Data listing:
** start **

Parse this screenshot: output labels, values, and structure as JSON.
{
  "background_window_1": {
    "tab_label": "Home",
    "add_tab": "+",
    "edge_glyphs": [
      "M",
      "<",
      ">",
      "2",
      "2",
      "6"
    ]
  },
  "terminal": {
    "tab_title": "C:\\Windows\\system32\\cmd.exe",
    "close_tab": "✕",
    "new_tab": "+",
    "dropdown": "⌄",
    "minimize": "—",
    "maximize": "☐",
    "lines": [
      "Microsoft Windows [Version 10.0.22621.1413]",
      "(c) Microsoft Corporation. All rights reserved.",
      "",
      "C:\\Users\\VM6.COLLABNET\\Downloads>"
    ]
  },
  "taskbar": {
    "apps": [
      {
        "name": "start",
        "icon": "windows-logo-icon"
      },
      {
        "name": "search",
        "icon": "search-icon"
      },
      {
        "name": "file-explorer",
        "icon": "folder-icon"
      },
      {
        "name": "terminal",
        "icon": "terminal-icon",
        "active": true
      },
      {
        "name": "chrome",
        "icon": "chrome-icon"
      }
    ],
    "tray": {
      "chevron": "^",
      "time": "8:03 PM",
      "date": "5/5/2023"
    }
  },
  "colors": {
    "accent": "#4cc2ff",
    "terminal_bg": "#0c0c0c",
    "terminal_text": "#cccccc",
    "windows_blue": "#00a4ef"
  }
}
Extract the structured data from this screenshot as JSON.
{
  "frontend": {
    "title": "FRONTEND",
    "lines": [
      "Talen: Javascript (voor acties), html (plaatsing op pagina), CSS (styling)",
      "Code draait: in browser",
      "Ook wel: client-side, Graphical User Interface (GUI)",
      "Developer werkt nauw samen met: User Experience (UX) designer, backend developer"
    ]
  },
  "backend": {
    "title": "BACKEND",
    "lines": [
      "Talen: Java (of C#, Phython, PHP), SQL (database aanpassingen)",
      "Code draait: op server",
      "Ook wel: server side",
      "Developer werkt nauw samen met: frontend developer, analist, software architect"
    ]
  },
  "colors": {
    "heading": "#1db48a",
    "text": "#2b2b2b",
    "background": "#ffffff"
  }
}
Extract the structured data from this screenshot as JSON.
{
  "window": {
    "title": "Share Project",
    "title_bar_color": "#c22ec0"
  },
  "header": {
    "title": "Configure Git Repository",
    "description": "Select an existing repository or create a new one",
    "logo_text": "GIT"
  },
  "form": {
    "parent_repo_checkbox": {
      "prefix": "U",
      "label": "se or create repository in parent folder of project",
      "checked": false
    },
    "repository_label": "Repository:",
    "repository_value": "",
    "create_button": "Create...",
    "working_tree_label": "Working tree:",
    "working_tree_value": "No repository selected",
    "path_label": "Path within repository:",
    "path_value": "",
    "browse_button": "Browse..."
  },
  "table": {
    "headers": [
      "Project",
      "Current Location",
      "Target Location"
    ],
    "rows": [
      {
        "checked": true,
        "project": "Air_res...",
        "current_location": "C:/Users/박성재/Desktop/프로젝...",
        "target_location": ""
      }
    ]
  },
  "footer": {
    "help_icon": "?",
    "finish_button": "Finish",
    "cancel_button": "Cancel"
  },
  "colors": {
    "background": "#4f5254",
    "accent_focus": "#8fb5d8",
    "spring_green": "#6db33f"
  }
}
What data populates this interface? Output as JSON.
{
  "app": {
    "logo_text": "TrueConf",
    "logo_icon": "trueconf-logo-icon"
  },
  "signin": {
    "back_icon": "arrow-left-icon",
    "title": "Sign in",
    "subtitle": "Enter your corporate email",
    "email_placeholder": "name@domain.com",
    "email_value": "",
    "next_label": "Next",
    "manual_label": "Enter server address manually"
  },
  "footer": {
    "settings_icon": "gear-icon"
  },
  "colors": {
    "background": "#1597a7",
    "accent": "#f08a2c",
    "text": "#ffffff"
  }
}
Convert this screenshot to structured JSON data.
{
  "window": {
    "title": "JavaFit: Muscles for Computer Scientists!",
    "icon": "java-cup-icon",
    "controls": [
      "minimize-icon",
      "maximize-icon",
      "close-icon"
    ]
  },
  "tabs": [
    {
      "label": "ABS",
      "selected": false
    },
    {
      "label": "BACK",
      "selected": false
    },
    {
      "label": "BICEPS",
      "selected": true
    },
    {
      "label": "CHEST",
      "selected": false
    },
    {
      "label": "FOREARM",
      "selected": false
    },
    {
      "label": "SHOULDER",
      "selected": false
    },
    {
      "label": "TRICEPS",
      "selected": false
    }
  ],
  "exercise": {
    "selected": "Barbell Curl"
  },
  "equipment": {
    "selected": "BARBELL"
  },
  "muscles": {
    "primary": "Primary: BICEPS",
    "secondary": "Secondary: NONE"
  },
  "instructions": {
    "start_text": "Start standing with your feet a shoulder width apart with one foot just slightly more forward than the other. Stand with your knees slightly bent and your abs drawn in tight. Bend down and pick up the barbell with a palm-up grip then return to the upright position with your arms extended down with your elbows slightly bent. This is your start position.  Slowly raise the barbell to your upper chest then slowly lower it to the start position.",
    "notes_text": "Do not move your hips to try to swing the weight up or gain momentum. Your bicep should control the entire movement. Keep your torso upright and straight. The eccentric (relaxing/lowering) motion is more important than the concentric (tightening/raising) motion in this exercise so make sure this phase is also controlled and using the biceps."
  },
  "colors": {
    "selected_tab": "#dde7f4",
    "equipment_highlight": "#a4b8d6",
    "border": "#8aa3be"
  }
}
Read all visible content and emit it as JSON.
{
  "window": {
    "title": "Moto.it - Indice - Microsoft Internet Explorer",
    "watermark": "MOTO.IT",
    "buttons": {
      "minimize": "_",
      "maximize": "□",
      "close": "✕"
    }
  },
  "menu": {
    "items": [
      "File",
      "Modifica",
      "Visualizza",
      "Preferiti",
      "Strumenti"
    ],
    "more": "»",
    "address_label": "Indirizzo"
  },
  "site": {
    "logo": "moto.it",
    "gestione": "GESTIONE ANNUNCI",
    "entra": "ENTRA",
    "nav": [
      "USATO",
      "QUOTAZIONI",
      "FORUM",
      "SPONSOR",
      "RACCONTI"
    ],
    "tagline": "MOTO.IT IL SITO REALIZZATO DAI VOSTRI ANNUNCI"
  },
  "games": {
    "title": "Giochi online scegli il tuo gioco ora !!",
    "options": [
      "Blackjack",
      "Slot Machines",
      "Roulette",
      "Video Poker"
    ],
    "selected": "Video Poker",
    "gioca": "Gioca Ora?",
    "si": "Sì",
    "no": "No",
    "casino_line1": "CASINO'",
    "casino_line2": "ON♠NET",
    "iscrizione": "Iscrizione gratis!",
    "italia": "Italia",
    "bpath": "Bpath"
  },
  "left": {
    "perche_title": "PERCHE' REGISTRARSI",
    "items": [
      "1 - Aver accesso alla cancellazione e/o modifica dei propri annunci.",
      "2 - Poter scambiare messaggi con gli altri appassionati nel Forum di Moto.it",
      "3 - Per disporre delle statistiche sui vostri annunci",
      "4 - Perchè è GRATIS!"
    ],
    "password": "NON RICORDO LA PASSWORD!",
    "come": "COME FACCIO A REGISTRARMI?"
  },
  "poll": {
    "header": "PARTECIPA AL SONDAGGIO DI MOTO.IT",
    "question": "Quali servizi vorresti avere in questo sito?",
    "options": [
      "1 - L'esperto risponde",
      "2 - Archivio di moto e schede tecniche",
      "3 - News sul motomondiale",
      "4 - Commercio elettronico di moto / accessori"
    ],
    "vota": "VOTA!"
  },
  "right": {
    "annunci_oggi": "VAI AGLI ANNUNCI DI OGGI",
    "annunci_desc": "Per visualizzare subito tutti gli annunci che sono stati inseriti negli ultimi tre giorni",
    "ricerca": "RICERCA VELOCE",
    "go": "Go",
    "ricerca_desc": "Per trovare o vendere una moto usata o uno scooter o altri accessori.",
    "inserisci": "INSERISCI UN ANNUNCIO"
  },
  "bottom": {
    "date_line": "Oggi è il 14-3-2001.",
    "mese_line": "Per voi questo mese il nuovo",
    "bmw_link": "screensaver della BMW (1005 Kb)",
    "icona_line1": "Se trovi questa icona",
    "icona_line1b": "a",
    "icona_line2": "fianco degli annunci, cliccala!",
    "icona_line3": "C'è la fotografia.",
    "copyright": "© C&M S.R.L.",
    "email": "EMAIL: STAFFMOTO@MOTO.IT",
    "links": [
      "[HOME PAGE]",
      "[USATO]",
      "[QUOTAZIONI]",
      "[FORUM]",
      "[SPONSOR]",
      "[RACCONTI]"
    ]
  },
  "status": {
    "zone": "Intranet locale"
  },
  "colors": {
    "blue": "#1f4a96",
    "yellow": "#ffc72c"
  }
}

** end **

### Aim of the task
Select and copy every line from the records that includes the word "server".

### Written reply
      "Code draait: op server",
      "Ook wel: server side",
    "manual_label": "Enter server address manually"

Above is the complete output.